— start Given information —
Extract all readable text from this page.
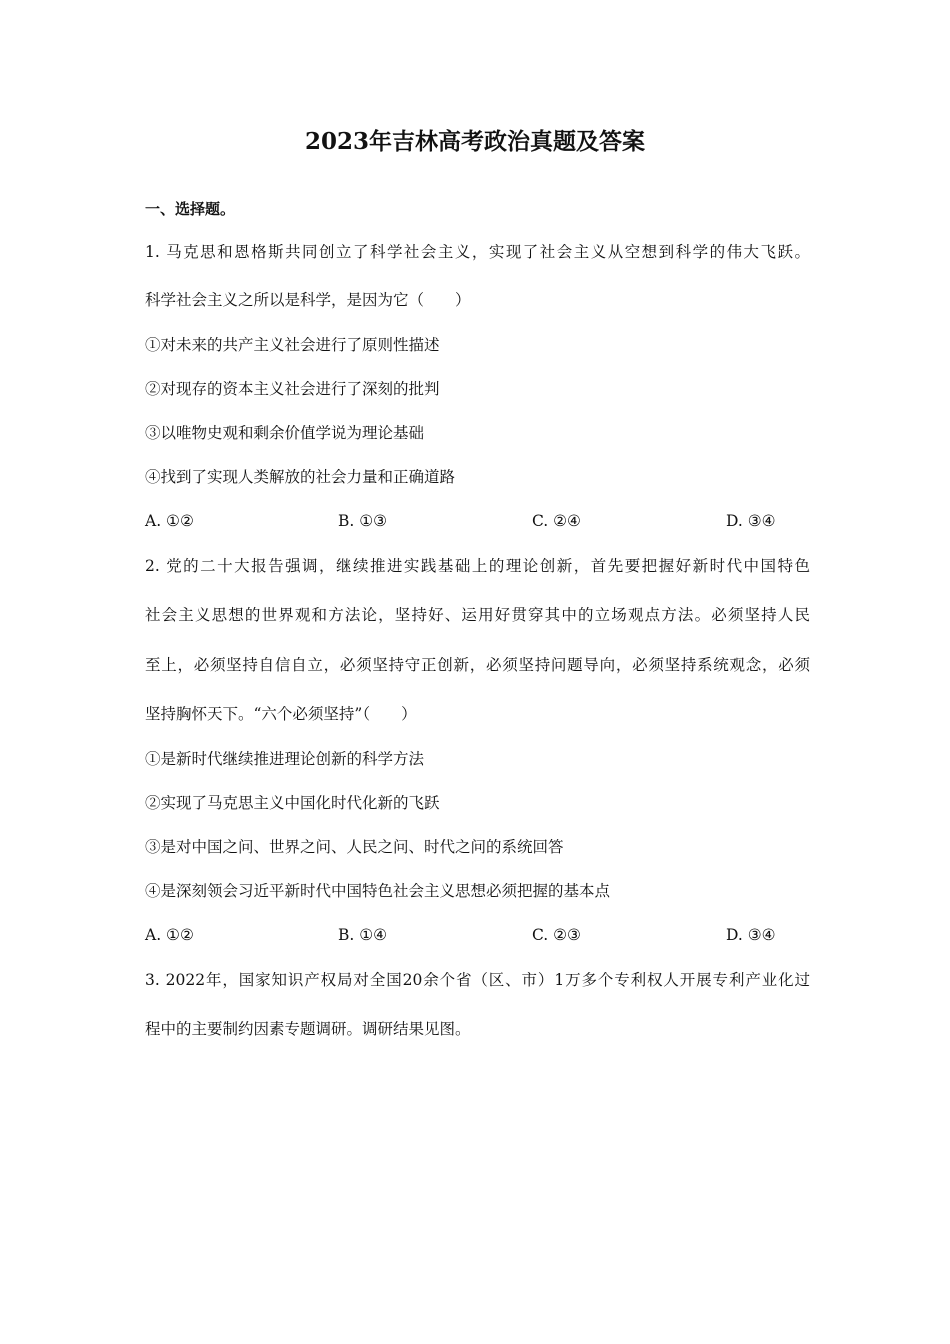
2023年吉林高考政治真题及答案
一、选择题。
1. 马克思和恩格斯共同创立了科学社会主义，实现了社会主义从空想到科学的伟大飞跃。
科学社会主义之所以是科学，是因为它（　　）
①对未来的共产主义社会进行了原则性描述
②对现存的资本主义社会进行了深刻的批判
③以唯物史观和剩余价值学说为理论基础
④找到了实现人类解放的社会力量和正确道路
A. ①②	B. ①③	C. ②④	D. ③④
2. 党的二十大报告强调，继续推进实践基础上的理论创新，首先要把握好新时代中国特色
社会主义思想的世界观和方法论，坚持好、运用好贯穿其中的立场观点方法。必须坚持人民
至上，必须坚持自信自立，必须坚持守正创新，必须坚持问题导向，必须坚持系统观念，必须
坚持胸怀天下。“六个必须坚持”（　　）
①是新时代继续推进理论创新的科学方法
②实现了马克思主义中国化时代化新的飞跃
③是对中国之问、世界之问、人民之问、时代之问的系统回答
④是深刻领会习近平新时代中国特色社会主义思想必须把握的基本点
A. ①②	B. ①④	C. ②③	D. ③④
3. 2022年，国家知识产权局对全国20余个省（区、市）1万多个专利权人开展专利产业化过
程中的主要制约因素专题调研。调研结果见图。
— end Given information —
Required work: Could you repeat all of the material exactly? Pictures should not be copied.

Completed exercise:
Extract all readable text from this page.
2023年吉林高考政治真题及答案
一、选择题。
1. 马克思和恩格斯共同创立了科学社会主义，实现了社会主义从空想到科学的伟大飞跃。
科学社会主义之所以是科学，是因为它（　　）
①对未来的共产主义社会进行了原则性描述
②对现存的资本主义社会进行了深刻的批判
③以唯物史观和剩余价值学说为理论基础
④找到了实现人类解放的社会力量和正确道路
A. ①②	B. ①③	C. ②④	D. ③④
2. 党的二十大报告强调，继续推进实践基础上的理论创新，首先要把握好新时代中国特色
社会主义思想的世界观和方法论，坚持好、运用好贯穿其中的立场观点方法。必须坚持人民
至上，必须坚持自信自立，必须坚持守正创新，必须坚持问题导向，必须坚持系统观念，必须
坚持胸怀天下。“六个必须坚持”（　　）
①是新时代继续推进理论创新的科学方法
②实现了马克思主义中国化时代化新的飞跃
③是对中国之问、世界之问、人民之问、时代之问的系统回答
④是深刻领会习近平新时代中国特色社会主义思想必须把握的基本点
A. ①②	B. ①④	C. ②③	D. ③④
3. 2022年，国家知识产权局对全国20余个省（区、市）1万多个专利权人开展专利产业化过
程中的主要制约因素专题调研。调研结果见图。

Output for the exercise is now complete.